>>>
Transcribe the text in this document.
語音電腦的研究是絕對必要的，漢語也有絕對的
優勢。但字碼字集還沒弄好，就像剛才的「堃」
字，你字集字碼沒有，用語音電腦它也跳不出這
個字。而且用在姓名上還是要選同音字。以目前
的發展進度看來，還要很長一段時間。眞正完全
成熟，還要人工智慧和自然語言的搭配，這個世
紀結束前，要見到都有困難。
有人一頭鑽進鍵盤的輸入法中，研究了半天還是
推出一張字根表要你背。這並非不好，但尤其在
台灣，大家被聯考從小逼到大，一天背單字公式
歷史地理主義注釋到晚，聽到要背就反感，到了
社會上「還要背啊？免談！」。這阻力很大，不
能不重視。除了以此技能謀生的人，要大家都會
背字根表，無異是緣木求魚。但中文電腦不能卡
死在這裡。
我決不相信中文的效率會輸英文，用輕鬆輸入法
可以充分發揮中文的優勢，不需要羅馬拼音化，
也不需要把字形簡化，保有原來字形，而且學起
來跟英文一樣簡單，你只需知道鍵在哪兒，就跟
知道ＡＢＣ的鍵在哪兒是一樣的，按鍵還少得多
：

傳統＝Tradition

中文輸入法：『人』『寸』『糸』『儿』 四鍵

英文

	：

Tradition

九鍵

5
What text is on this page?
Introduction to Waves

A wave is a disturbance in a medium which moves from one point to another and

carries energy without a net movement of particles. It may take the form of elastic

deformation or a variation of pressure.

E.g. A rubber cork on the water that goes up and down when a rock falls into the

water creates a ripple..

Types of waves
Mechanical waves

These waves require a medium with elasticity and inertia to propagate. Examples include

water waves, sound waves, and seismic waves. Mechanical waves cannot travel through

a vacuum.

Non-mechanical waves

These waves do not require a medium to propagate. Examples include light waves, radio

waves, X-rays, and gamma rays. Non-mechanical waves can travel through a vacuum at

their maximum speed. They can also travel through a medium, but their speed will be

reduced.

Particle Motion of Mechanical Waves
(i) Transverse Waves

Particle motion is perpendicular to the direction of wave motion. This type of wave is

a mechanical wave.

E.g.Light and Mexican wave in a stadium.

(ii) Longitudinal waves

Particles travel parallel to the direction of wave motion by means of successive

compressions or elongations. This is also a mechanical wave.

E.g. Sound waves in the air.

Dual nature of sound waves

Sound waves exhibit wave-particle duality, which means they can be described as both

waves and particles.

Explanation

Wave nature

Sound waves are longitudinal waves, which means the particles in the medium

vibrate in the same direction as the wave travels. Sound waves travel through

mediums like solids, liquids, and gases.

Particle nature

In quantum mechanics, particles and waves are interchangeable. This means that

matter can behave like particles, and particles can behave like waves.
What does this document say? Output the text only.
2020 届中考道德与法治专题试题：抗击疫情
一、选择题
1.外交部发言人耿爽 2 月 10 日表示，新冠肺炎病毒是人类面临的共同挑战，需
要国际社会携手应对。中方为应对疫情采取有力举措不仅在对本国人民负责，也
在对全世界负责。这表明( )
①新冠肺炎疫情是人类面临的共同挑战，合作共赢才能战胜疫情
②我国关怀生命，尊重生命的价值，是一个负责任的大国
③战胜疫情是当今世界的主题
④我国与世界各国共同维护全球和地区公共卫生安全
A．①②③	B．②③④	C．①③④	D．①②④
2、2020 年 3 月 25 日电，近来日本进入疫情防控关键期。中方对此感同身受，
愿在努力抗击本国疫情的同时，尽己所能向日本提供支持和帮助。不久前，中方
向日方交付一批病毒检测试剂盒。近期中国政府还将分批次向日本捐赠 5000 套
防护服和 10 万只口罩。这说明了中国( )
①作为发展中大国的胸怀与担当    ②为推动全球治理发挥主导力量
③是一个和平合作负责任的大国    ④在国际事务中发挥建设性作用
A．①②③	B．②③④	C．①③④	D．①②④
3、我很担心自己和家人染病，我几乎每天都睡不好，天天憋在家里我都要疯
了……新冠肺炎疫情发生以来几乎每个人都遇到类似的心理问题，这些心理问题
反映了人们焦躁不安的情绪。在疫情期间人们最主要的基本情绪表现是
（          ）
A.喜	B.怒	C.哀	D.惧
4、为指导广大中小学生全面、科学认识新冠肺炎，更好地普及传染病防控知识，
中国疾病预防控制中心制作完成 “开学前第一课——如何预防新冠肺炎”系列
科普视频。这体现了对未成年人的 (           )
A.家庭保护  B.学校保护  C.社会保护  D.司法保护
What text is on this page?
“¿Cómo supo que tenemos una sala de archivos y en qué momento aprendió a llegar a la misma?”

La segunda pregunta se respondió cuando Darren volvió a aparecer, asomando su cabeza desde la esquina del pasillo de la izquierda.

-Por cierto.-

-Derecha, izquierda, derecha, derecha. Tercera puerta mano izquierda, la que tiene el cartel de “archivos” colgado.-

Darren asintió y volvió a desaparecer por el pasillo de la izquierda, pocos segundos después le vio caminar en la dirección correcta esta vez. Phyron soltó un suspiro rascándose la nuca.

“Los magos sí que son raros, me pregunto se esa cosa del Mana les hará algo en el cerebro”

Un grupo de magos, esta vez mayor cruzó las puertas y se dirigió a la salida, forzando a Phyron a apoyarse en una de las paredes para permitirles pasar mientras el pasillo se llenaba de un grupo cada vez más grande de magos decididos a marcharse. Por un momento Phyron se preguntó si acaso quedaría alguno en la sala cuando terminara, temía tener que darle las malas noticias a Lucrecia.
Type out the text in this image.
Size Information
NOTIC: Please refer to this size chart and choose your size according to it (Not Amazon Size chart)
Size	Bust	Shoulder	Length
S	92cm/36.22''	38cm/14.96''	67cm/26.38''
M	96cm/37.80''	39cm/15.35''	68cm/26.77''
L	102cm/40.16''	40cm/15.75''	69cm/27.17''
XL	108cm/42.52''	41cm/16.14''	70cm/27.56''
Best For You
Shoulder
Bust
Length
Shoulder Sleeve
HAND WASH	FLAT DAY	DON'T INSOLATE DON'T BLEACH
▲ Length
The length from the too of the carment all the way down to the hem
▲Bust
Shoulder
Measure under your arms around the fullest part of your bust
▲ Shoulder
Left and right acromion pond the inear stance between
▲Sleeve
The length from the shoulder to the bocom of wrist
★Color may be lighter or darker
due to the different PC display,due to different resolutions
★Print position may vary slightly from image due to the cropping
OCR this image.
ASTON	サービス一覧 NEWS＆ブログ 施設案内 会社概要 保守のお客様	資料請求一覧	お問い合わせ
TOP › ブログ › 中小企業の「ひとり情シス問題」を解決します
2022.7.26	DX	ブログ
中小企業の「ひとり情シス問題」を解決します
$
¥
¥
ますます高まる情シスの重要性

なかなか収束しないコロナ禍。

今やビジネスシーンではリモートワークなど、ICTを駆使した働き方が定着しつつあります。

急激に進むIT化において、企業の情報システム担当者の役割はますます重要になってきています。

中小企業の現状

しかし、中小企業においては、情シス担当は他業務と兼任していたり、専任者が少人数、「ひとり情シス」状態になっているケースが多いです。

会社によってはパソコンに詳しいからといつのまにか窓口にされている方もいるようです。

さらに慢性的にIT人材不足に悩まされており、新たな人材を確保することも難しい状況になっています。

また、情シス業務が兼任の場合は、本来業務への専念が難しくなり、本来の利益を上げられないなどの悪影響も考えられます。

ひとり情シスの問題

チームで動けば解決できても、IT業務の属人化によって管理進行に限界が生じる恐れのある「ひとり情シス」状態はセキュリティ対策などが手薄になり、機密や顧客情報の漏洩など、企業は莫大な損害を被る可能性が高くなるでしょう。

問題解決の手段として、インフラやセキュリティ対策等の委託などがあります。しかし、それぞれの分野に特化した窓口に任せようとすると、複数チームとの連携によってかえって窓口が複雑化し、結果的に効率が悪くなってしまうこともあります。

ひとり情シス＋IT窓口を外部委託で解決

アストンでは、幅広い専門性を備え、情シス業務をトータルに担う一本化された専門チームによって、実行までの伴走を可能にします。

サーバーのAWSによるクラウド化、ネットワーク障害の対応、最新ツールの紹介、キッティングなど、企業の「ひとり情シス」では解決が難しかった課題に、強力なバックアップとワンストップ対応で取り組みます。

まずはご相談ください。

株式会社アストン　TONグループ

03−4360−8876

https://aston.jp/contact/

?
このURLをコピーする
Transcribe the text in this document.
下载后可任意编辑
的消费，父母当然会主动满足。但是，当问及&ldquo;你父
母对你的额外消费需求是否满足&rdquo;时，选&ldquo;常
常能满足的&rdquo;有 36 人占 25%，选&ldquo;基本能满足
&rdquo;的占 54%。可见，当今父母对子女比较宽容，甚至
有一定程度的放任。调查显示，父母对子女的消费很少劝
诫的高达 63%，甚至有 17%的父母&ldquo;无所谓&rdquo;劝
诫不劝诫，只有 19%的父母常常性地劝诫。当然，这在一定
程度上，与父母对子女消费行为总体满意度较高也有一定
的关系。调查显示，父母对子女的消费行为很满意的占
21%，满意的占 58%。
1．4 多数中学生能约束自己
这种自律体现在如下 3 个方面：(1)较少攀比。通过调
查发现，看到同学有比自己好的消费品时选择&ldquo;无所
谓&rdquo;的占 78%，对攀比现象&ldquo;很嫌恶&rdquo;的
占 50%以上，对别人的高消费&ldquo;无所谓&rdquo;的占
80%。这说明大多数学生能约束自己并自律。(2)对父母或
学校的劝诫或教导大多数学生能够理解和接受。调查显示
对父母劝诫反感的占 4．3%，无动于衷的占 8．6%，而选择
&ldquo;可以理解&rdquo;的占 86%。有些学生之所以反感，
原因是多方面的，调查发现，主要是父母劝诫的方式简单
<<<
• Task prompt
Each line that holds the word "Size" should be extracted from the records.

• Exercise result
Size Information
NOTIC: Please refer to this size chart and choose your size according to it (Not Amazon Size chart)
Size	Bust	Shoulder	Length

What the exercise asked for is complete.